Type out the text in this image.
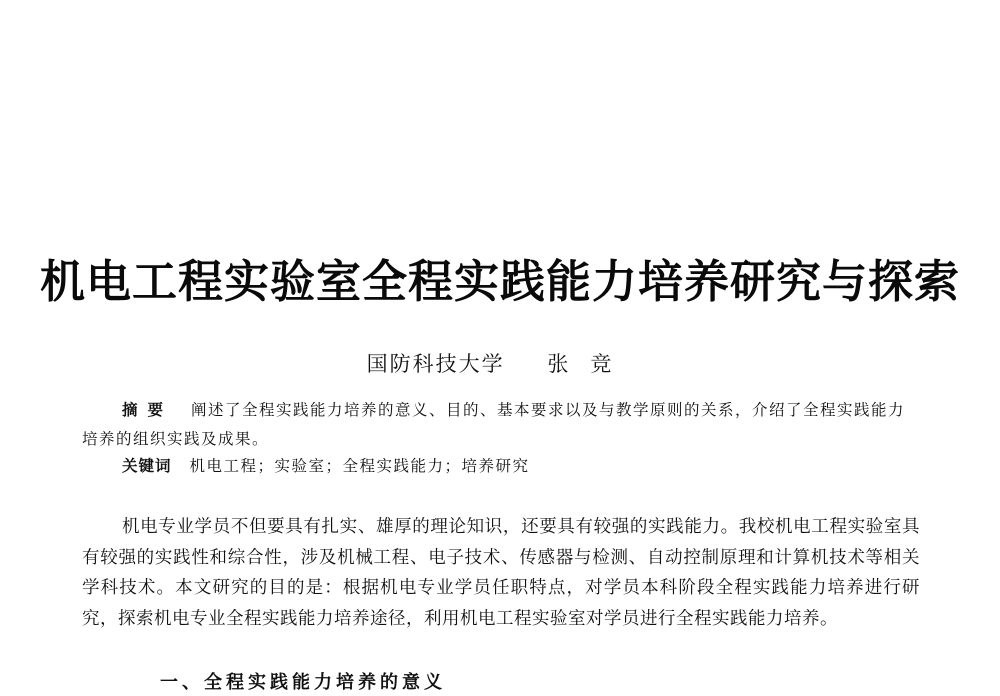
机电工程实验室全程实践能力培养研究与探索
国防科技大学 张竞
摘要 阐述了全程实践能力培养的意义、目的、基本要求以及与教学原则的关系，介绍了全程实践能力培养的组织实践及成果。
关键词 机电工程；实验室；全程实践能力；培养研究

机电专业学员不但要具有扎实、雄厚的理论知识，还要具有较强的实践能力。我校机电工程实验室具有较强的实践性和综合性，涉及机械工程、电子技术、传感器与检测、自动控制原理和计算机技术等相关学科技术。本文研究的目的是：根据机电专业学员任职特点，对学员本科阶段全程实践能力培养进行研究，探索机电专业全程实践能力培养途径，利用机电工程实验室对学员进行全程实践能力培养。

一、全程实践能力培养的意义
★ ★ ★ ★ ★
Written exercise: Give an exact reproduction of every line, leaving out any picture.

Solution to the problem:
Type out the text in this image.
机电工程实验室全程实践能力培养研究与探索
国防科技大学 张竞
摘要 阐述了全程实践能力培养的意义、目的、基本要求以及与教学原则的关系，介绍了全程实践能力培养的组织实践及成果。
关键词 机电工程；实验室；全程实践能力；培养研究

机电专业学员不但要具有扎实、雄厚的理论知识，还要具有较强的实践能力。我校机电工程实验室具有较强的实践性和综合性，涉及机械工程、电子技术、传感器与检测、自动控制原理和计算机技术等相关学科技术。本文研究的目的是：根据机电专业学员任职特点，对学员本科阶段全程实践能力培养进行研究，探索机电专业全程实践能力培养途径，利用机电工程实验室对学员进行全程实践能力培养。

一、全程实践能力培养的意义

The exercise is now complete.